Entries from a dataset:
--------------------------------------------------

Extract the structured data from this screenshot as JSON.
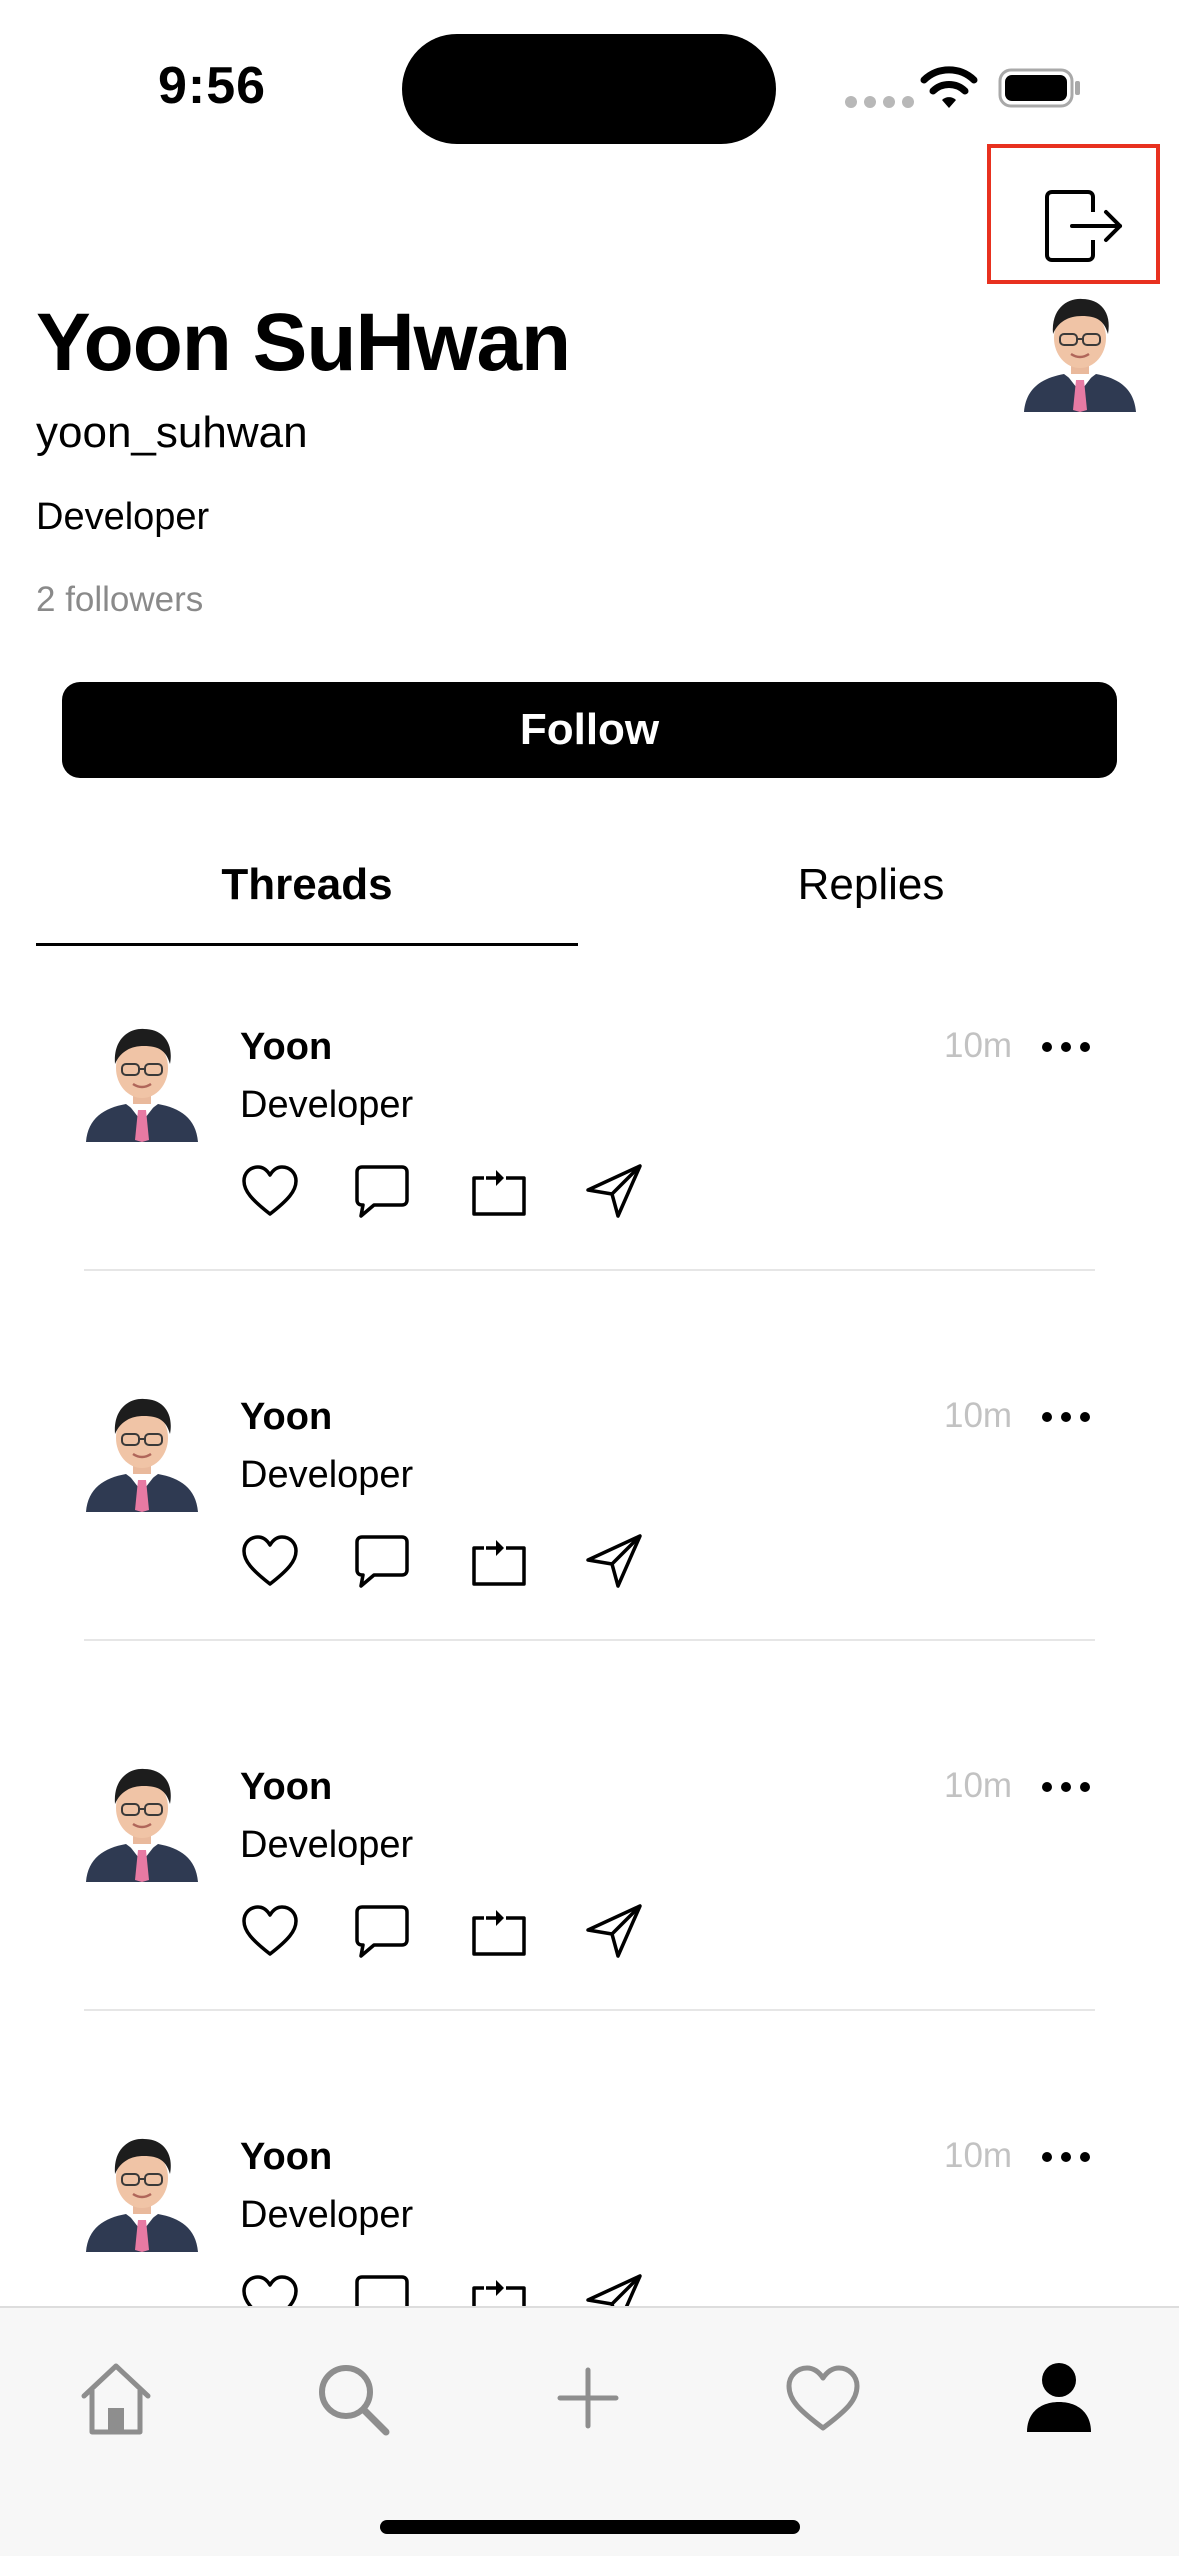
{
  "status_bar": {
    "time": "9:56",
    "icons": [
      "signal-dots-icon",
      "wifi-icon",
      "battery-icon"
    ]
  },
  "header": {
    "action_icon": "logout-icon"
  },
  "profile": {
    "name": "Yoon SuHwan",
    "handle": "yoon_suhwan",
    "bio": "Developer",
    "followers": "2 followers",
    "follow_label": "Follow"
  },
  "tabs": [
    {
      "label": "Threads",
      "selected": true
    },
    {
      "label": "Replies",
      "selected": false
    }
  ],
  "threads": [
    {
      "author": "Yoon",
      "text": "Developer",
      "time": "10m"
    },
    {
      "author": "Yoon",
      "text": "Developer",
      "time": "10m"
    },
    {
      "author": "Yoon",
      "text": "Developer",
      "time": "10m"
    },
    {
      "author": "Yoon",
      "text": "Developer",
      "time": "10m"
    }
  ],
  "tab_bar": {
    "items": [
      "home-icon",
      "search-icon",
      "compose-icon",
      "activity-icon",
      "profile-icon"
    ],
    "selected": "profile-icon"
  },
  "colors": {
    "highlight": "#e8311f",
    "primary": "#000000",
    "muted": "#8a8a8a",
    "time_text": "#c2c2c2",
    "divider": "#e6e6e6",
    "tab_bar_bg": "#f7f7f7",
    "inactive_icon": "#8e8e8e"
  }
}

--------------------------------------------------

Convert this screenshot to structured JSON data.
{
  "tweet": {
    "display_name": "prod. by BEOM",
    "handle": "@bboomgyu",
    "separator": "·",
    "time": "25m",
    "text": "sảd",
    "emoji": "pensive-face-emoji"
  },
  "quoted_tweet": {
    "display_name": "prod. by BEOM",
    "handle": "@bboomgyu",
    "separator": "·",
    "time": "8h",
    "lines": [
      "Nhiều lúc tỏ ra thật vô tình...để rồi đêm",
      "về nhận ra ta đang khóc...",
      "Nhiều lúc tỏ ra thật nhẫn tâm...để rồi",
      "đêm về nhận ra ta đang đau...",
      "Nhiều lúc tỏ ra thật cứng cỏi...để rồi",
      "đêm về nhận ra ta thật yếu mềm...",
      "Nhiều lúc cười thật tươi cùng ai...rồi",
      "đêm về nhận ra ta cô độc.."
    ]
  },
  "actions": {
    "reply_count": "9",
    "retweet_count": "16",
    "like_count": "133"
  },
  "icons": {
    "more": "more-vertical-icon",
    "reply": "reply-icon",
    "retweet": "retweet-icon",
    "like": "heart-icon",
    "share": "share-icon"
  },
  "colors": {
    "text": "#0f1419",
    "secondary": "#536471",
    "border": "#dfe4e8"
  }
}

--------------------------------------------------

--- Instructions for the task ---
Pull out all lines from the entries above that include the word "profile".

--- Exercise result ---
  "profile": {
      "profile-icon"
    "selected": "profile-icon"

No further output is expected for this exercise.